- **TASK BRIEF**:
State how many lines of the entries hold the string "области", and output nothing but that count.

──────── INPUT MATERIAL ────────

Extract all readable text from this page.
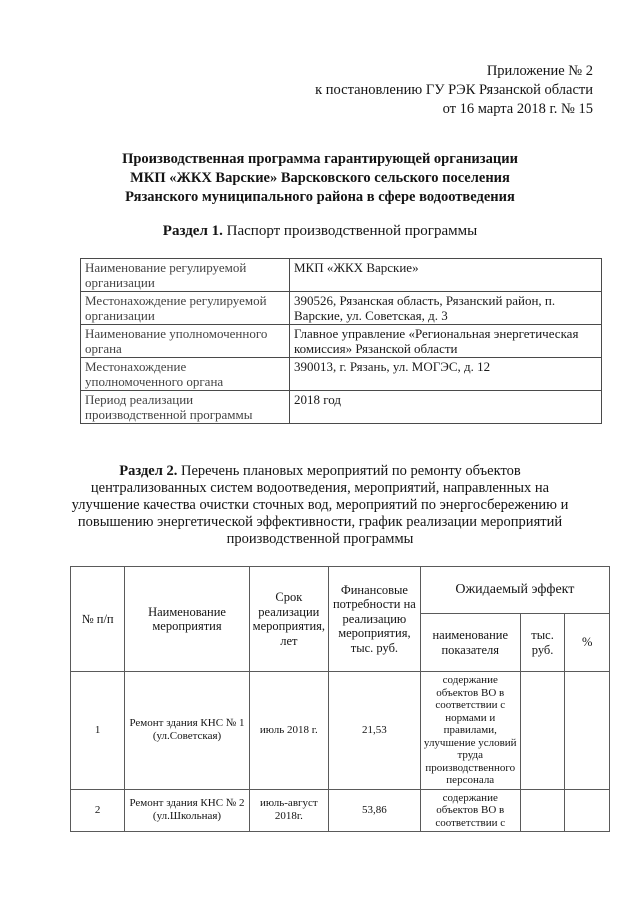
Приложение № 2
к постановлению ГУ РЭК Рязанской области
от 16 марта 2018 г. № 15
Производственная программа гарантирующей организации
МКП «ЖКХ Варские» Варсковского сельского поселения
Рязанского муниципального района в сфере водоотведения
Раздел 1. Паспорт производственной программы
Наименование регулируемой организации	МКП «ЖКХ Варские»
Местонахождение регулируемой организации	390526, Рязанская область, Рязанский район, п. Варские, ул. Советская, д. 3
Наименование уполномоченного органа	Главное управление «Региональная энергетическая комиссия» Рязанской области
Местонахождение уполномоченного органа	390013, г. Рязань, ул. МОГЭС, д. 12
Период реализации производственной программы	2018 год
Раздел 2. Перечень плановых мероприятий по ремонту объектов централизованных систем водоотведения, мероприятий, направленных на улучшение качества очистки сточных вод, мероприятий по энергосбережению и повышению энергетической эффективности, график реализации мероприятий производственной программы
№ п/п	Наименование мероприятия	Срок реализации мероприятия, лет	Финансовые потребности на реализацию мероприятия, тыс. руб.	Ожидаемый эффект		
				наименование показателя	тыс. руб.	%
1	Ремонт здания КНС № 1 (ул.Советская)	июль 2018 г.	21,53	содержание объектов ВО в соответствии с нормами и правилами, улучшение условий труда производственного персонала		
2	Ремонт здания КНС № 2 (ул.Школьная)	июль-август 2018г.	53,86	содержание объектов ВО в соответствии с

────────

- **ANSWER TO THIS TASK**:
2